Dataset items
┌──
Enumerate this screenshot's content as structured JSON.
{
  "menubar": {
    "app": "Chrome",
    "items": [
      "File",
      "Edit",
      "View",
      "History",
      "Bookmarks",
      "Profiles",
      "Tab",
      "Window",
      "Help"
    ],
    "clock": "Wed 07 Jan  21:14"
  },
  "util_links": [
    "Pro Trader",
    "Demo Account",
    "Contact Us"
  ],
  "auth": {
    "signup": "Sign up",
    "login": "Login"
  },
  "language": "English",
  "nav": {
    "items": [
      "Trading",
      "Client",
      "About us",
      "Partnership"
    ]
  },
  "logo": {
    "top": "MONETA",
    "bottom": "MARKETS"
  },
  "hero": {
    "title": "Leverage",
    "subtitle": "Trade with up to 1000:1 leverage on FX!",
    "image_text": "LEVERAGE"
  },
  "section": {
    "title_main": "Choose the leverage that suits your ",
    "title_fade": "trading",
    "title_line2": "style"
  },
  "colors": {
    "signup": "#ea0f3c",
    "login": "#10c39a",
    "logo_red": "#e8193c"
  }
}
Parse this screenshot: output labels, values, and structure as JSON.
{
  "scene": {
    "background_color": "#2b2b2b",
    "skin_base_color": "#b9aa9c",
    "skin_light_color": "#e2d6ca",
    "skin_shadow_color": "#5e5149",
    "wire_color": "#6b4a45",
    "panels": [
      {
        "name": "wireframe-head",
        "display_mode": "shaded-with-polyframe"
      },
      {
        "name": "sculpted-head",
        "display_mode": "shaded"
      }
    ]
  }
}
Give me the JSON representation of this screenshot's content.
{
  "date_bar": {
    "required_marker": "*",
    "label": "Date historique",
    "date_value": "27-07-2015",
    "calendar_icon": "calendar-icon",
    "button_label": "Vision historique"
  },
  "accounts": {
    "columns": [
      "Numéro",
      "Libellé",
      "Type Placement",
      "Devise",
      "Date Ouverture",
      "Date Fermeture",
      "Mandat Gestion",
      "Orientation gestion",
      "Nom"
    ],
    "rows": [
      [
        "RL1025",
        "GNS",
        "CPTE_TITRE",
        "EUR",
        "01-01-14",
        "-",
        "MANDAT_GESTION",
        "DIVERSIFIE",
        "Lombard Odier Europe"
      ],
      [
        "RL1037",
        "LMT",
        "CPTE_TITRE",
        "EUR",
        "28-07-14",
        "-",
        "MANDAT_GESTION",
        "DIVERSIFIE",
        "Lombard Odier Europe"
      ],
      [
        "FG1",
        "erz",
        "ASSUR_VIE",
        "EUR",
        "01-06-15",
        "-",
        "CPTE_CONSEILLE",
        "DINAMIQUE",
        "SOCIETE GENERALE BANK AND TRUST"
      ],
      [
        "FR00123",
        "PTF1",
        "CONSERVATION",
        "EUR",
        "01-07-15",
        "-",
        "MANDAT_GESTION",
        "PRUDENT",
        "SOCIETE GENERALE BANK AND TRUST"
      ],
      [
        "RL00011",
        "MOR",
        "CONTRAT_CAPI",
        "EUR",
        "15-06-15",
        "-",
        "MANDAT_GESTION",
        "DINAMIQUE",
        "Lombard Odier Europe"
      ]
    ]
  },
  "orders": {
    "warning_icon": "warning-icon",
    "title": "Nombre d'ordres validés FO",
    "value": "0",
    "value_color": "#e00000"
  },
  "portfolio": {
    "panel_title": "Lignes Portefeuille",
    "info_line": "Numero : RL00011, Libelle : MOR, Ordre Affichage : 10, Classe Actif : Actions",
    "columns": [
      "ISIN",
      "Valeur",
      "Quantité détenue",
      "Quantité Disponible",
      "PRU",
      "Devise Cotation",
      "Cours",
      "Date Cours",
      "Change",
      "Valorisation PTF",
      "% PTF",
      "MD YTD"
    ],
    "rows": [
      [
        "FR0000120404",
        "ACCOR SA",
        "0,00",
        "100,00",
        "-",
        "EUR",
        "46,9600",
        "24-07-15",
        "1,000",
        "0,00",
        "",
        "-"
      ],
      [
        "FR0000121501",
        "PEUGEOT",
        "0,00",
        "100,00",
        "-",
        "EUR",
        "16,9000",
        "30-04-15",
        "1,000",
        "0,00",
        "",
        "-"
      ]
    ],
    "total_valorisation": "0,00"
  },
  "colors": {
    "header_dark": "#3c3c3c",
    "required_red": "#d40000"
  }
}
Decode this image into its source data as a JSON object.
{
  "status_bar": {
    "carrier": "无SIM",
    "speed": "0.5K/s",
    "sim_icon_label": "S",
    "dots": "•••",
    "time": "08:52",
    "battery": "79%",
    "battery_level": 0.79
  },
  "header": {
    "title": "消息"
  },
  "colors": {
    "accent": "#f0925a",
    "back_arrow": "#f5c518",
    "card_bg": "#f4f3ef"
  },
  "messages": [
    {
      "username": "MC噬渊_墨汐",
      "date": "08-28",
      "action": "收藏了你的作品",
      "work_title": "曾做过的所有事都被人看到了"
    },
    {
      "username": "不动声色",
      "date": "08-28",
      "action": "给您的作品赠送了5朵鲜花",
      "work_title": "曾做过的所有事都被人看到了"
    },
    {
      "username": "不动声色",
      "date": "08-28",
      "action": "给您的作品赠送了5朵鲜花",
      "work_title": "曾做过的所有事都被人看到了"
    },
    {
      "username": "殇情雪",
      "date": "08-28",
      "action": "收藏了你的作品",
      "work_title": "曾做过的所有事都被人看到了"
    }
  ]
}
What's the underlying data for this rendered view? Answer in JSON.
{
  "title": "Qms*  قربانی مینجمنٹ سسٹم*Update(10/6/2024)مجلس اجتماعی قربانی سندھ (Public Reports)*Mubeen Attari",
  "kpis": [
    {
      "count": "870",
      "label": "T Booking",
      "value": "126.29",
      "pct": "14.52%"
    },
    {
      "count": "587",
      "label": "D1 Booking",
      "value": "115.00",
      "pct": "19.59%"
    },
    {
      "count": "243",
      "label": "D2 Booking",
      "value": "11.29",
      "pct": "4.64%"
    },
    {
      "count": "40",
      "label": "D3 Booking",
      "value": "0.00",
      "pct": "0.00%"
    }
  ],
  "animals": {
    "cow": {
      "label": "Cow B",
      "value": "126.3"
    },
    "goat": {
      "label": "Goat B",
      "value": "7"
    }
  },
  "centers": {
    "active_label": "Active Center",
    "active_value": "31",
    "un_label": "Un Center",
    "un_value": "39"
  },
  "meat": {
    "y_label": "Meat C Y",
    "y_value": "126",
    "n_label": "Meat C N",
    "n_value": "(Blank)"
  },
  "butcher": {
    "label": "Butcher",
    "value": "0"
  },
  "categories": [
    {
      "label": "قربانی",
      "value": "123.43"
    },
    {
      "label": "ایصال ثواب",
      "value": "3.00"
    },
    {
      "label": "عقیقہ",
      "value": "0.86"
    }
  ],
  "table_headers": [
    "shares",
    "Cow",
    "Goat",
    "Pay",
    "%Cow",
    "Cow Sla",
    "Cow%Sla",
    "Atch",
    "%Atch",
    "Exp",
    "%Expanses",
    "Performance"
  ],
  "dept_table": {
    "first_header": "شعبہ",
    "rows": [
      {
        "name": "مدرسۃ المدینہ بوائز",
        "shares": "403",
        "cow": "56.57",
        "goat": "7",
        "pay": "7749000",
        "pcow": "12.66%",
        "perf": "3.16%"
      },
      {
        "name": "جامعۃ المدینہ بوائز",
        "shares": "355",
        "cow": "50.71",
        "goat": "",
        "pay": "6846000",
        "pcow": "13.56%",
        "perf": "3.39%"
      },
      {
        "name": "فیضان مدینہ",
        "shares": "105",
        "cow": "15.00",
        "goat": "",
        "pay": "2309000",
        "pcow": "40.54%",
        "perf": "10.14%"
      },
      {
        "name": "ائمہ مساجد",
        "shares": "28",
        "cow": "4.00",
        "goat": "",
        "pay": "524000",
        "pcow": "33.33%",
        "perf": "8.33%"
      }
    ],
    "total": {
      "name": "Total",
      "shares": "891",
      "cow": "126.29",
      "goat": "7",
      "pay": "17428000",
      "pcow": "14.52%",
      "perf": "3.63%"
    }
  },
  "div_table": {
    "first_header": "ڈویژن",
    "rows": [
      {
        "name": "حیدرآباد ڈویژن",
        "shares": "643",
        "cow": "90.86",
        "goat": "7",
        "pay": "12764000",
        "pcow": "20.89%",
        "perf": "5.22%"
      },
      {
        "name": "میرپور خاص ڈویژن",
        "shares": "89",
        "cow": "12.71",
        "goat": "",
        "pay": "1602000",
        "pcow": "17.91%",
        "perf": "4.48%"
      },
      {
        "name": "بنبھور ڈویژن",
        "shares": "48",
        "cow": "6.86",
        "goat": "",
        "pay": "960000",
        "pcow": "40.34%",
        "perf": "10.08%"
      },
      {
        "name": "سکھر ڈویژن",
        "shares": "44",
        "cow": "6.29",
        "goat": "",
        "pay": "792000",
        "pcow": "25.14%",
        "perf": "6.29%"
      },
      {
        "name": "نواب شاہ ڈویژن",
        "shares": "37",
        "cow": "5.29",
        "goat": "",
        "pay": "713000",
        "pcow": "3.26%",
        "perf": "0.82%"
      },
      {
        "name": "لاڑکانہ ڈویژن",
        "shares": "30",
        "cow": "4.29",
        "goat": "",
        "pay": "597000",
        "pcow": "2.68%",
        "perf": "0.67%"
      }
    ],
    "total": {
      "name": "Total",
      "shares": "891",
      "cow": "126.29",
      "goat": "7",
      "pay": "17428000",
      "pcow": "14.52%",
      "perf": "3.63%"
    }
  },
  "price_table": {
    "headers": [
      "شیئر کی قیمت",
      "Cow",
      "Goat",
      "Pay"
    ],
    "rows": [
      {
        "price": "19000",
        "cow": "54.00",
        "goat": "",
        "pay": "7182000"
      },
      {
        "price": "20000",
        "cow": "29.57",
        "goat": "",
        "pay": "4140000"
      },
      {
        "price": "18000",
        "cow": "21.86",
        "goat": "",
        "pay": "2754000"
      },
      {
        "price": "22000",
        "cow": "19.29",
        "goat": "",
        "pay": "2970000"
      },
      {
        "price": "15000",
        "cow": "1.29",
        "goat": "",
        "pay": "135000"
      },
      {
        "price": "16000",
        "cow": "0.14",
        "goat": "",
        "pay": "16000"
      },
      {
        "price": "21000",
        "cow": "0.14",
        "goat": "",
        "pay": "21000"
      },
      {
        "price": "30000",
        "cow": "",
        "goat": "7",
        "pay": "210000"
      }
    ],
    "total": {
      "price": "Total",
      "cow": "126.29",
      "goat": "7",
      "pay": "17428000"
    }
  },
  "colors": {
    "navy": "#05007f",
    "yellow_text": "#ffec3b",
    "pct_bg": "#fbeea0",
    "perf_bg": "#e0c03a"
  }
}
└──
● Instruction
Identify and copy the lines holding the word "historique".

● Correct result
    "label": "Date historique",
    "button_label": "Vision historique"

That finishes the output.